### PASSAGE GIVEN
##############################
Coastal Preservation, Legal
May 18 2017

Progress in our Campaign to Keep Sand Where it Belongs – the Beach.

by Staley Prom

This week marked progress in the Surfrider Foundation’s campaign to stop the CEMEX sand mine from egregiously taking sand from the beach in Marina, California.   In a letter penned by Executive Director Jennifer Lucchesi, the California State Lands Commission told CEMEX it must immediately submit a lease application to the Commission for its consideration or cease dredge pond operations at the Lapis plant.

The Commission cited to the fact that CEMEX’s operations, which mine tons of sand – as much as 200,000 cubic yards annually in recent years – from the beach, constitutes a “conversion” (that’s stealing, in legalese) of public trust sand resources.  As the letter notes, the commercial exploitation of a public trust resource (which the state holds and protects on behalf of the public) without compensation to the State, constitutes an expropriation of public property that is prohibited by the California Constitution.

Given CEMEX’s high rates of extraction for many years, without any current permits or leases in place, it’s no surprise that the beaches around CEMEX are eroding faster than anywhere else along California’s coast.   Accordingly, the Commission’s letter also asserts that in addition to the financial and resource loss to California, CEMEX’s operation has also caused environmental damage, public and private property damage, and loss of economic benefit through beach erosion.  This likely constitutes a nuisance, which may be stopped under California case law.
##############################
### RECORDS SUPPLIED
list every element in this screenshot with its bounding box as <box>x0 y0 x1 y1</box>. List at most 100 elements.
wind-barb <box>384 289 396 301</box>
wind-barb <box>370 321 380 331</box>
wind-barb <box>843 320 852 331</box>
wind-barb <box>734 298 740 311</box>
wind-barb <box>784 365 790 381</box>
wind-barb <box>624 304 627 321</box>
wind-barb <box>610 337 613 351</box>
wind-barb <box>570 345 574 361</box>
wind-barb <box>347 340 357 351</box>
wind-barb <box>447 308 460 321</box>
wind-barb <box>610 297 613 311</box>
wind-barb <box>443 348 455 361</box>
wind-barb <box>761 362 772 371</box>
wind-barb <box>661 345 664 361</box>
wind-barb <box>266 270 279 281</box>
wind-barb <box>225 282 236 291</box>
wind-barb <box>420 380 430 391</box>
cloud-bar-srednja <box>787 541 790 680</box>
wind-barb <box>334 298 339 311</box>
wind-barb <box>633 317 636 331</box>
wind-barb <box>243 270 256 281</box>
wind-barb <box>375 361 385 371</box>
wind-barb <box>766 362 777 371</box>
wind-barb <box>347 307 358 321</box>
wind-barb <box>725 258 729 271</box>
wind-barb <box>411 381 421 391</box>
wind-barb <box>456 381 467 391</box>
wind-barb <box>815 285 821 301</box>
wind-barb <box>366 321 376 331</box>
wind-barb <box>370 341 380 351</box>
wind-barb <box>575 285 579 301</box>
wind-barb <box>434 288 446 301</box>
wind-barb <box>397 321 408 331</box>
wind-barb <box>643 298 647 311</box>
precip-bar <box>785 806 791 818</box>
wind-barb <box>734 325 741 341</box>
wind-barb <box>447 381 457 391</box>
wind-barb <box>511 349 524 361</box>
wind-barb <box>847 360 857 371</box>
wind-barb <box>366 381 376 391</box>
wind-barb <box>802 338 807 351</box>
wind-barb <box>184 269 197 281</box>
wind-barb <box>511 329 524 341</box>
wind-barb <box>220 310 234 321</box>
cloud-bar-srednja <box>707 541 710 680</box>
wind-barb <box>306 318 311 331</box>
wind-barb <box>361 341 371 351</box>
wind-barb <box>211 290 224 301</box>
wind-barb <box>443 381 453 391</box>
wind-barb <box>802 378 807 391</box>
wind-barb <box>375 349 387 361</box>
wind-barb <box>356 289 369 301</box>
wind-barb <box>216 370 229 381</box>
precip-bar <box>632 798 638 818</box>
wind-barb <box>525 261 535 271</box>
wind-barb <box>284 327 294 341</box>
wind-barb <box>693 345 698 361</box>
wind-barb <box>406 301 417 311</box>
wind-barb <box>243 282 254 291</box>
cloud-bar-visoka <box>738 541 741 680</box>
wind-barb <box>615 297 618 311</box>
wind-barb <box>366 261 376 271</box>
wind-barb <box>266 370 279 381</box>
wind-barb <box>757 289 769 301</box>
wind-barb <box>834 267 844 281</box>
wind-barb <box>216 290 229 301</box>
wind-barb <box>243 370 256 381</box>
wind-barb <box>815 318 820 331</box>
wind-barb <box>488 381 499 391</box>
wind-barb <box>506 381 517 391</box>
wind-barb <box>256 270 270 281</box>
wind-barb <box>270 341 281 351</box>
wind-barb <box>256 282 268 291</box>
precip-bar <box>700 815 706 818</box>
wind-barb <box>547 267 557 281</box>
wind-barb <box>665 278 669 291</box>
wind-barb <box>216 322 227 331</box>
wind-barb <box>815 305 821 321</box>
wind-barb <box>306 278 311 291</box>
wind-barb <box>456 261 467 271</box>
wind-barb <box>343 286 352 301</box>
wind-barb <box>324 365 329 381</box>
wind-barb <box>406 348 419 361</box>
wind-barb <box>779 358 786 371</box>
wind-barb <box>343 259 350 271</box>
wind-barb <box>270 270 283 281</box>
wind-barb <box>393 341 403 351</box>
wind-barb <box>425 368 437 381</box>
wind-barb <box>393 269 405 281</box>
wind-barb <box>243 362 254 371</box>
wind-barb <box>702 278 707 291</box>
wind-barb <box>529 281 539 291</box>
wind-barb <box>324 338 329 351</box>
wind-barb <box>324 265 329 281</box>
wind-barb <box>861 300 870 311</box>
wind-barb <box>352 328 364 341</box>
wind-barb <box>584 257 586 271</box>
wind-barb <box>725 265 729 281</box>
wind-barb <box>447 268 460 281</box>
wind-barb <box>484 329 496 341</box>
##############################
### WORK TO DO
**1)** Reproduce the portion of the CEMEX sand mine article starting with "Given CEMEX’s high" and going on through "California case law.", substituting "coastal erosion" for "beach erosion".
**2)** Translate this sentence from the CEMEX sand mine article into Spanish: "This likely constitutes a nuisance, which may be stopped under California case law."

### TASK RESULTS
**1)**
Given CEMEX’s high rates of extraction for many years, without any current permits or leases in place, it’s no surprise that the beaches around CEMEX are eroding faster than anywhere else along California’s coast.   Accordingly, the Commission’s letter also asserts that in addition to the financial and resource loss to California, CEMEX’s operation has also caused environmental damage, public and private property damage, and loss of economic benefit through coastal erosion.  This likely constitutes a nuisance, which may be stopped under California case law.

**2)** Esto probablemente constituye una molestia, que puede detenerse en virtud de la jurisprudencia de California.